> **AIM OF THE TASK**
Output all the data exactly. Pictures do not belong in the copy.

> **DATASET ENTRIES**
** START **

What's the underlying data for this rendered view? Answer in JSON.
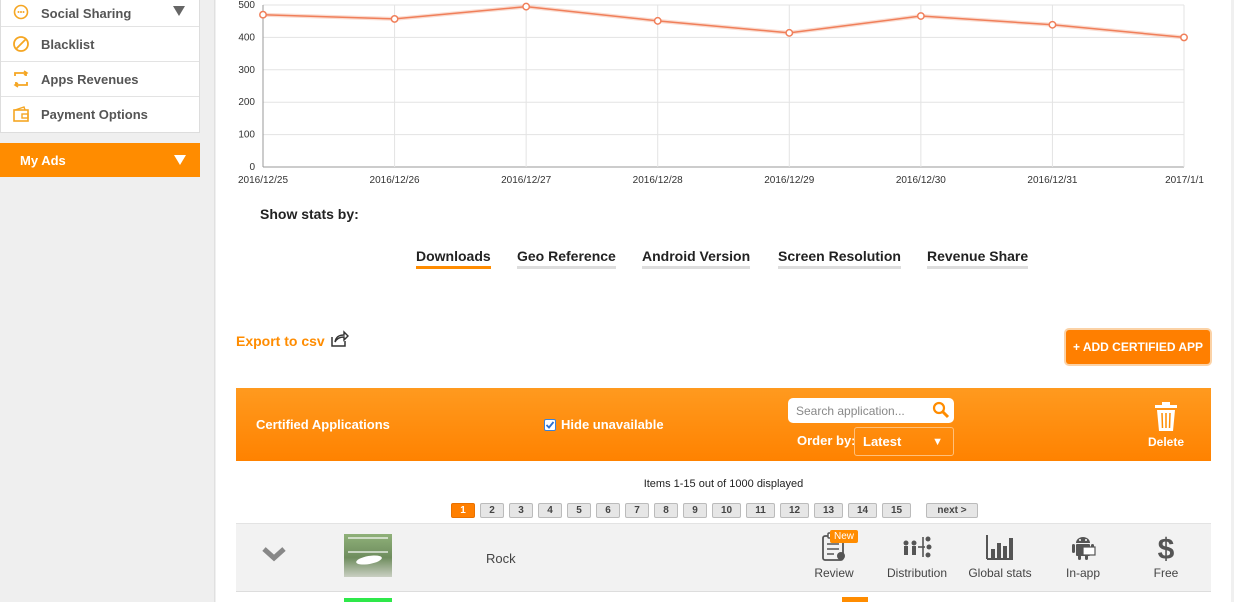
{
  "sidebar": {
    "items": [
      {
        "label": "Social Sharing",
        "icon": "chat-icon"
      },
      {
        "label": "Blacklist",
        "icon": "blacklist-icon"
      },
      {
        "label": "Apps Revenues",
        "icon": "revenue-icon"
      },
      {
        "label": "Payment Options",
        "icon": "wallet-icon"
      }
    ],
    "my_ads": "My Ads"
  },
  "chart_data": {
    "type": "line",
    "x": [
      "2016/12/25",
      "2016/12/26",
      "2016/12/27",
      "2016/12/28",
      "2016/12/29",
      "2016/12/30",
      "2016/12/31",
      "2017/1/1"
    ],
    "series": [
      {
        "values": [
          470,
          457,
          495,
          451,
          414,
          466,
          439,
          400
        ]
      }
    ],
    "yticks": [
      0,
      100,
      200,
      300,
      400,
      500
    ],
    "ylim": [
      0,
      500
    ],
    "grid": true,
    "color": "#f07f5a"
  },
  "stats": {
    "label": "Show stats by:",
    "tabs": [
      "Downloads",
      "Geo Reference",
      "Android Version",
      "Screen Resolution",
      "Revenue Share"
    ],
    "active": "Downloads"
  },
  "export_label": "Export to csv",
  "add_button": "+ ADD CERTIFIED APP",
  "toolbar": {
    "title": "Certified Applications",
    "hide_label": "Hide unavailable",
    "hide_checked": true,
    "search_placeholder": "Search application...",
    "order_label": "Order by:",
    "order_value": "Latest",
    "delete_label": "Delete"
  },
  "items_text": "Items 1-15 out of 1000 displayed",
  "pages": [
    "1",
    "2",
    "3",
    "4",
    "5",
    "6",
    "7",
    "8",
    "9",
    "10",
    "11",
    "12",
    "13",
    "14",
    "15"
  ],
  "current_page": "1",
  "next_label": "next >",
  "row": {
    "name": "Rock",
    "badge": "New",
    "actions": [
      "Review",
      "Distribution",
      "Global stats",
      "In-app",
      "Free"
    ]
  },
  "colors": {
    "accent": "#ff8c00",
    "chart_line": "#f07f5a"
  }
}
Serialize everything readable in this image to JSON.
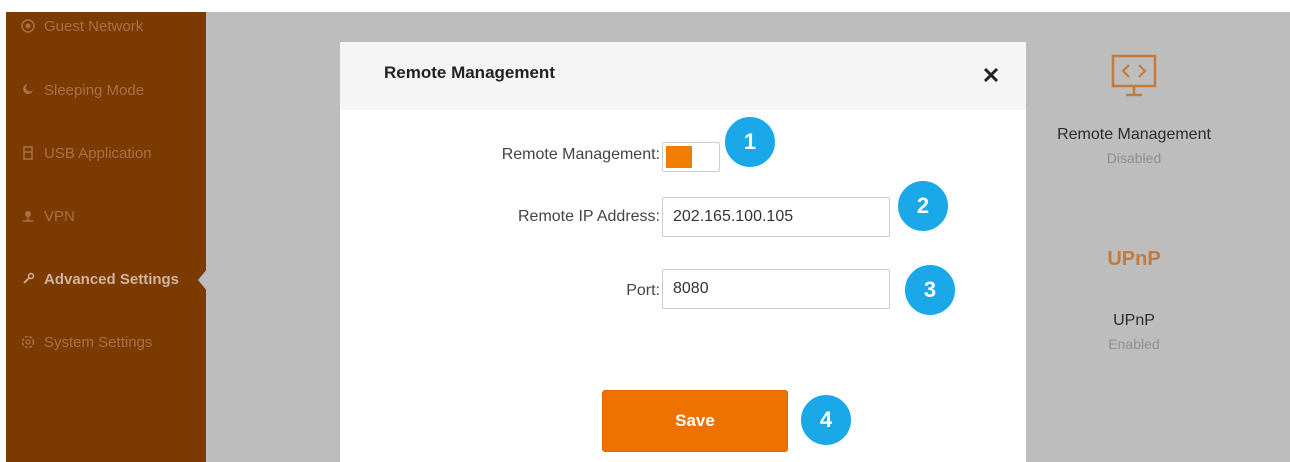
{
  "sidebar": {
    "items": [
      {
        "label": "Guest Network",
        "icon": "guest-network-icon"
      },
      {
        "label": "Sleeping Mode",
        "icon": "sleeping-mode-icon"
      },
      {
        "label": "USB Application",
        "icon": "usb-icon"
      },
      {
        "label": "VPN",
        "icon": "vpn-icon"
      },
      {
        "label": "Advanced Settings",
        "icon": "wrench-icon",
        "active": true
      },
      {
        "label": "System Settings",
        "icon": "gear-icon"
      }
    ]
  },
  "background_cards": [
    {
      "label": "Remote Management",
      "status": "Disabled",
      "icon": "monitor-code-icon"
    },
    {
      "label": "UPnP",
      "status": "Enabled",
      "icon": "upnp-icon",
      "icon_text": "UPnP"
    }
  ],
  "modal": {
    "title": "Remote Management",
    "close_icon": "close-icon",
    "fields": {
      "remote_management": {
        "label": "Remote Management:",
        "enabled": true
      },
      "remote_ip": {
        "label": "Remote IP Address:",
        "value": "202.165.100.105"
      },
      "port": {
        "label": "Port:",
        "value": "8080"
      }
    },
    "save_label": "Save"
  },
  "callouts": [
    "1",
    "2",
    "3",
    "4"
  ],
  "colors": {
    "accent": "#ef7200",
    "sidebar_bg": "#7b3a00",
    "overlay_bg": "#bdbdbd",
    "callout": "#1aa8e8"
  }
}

** END **

> **OUTPUT**
What's the underlying data for this rendered view? Answer in JSON.
{
  "sidebar": {
    "items": [
      {
        "label": "Social Sharing",
        "icon": "chat-icon"
      },
      {
        "label": "Blacklist",
        "icon": "blacklist-icon"
      },
      {
        "label": "Apps Revenues",
        "icon": "revenue-icon"
      },
      {
        "label": "Payment Options",
        "icon": "wallet-icon"
      }
    ],
    "my_ads": "My Ads"
  },
  "chart_data": {
    "type": "line",
    "x": [
      "2016/12/25",
      "2016/12/26",
      "2016/12/27",
      "2016/12/28",
      "2016/12/29",
      "2016/12/30",
      "2016/12/31",
      "2017/1/1"
    ],
    "series": [
      {
        "values": [
          470,
          457,
          495,
          451,
          414,
          466,
          439,
          400
        ]
      }
    ],
    "yticks": [
      0,
      100,
      200,
      300,
      400,
      500
    ],
    "ylim": [
      0,
      500
    ],
    "grid": true,
    "color": "#f07f5a"
  },
  "stats": {
    "label": "Show stats by:",
    "tabs": [
      "Downloads",
      "Geo Reference",
      "Android Version",
      "Screen Resolution",
      "Revenue Share"
    ],
    "active": "Downloads"
  },
  "export_label": "Export to csv",
  "add_button": "+ ADD CERTIFIED APP",
  "toolbar": {
    "title": "Certified Applications",
    "hide_label": "Hide unavailable",
    "hide_checked": true,
    "search_placeholder": "Search application...",
    "order_label": "Order by:",
    "order_value": "Latest",
    "delete_label": "Delete"
  },
  "items_text": "Items 1-15 out of 1000 displayed",
  "pages": [
    "1",
    "2",
    "3",
    "4",
    "5",
    "6",
    "7",
    "8",
    "9",
    "10",
    "11",
    "12",
    "13",
    "14",
    "15"
  ],
  "current_page": "1",
  "next_label": "next >",
  "row": {
    "name": "Rock",
    "badge": "New",
    "actions": [
      "Review",
      "Distribution",
      "Global stats",
      "In-app",
      "Free"
    ]
  },
  "colors": {
    "accent": "#ff8c00",
    "chart_line": "#f07f5a"
  }
}
Serialize everything readable in this image to JSON.
{
  "sidebar": {
    "items": [
      {
        "label": "Guest Network",
        "icon": "guest-network-icon"
      },
      {
        "label": "Sleeping Mode",
        "icon": "sleeping-mode-icon"
      },
      {
        "label": "USB Application",
        "icon": "usb-icon"
      },
      {
        "label": "VPN",
        "icon": "vpn-icon"
      },
      {
        "label": "Advanced Settings",
        "icon": "wrench-icon",
        "active": true
      },
      {
        "label": "System Settings",
        "icon": "gear-icon"
      }
    ]
  },
  "background_cards": [
    {
      "label": "Remote Management",
      "status": "Disabled",
      "icon": "monitor-code-icon"
    },
    {
      "label": "UPnP",
      "status": "Enabled",
      "icon": "upnp-icon",
      "icon_text": "UPnP"
    }
  ],
  "modal": {
    "title": "Remote Management",
    "close_icon": "close-icon",
    "fields": {
      "remote_management": {
        "label": "Remote Management:",
        "enabled": true
      },
      "remote_ip": {
        "label": "Remote IP Address:",
        "value": "202.165.100.105"
      },
      "port": {
        "label": "Port:",
        "value": "8080"
      }
    },
    "save_label": "Save"
  },
  "callouts": [
    "1",
    "2",
    "3",
    "4"
  ],
  "colors": {
    "accent": "#ef7200",
    "sidebar_bg": "#7b3a00",
    "overlay_bg": "#bdbdbd",
    "callout": "#1aa8e8"
  }
}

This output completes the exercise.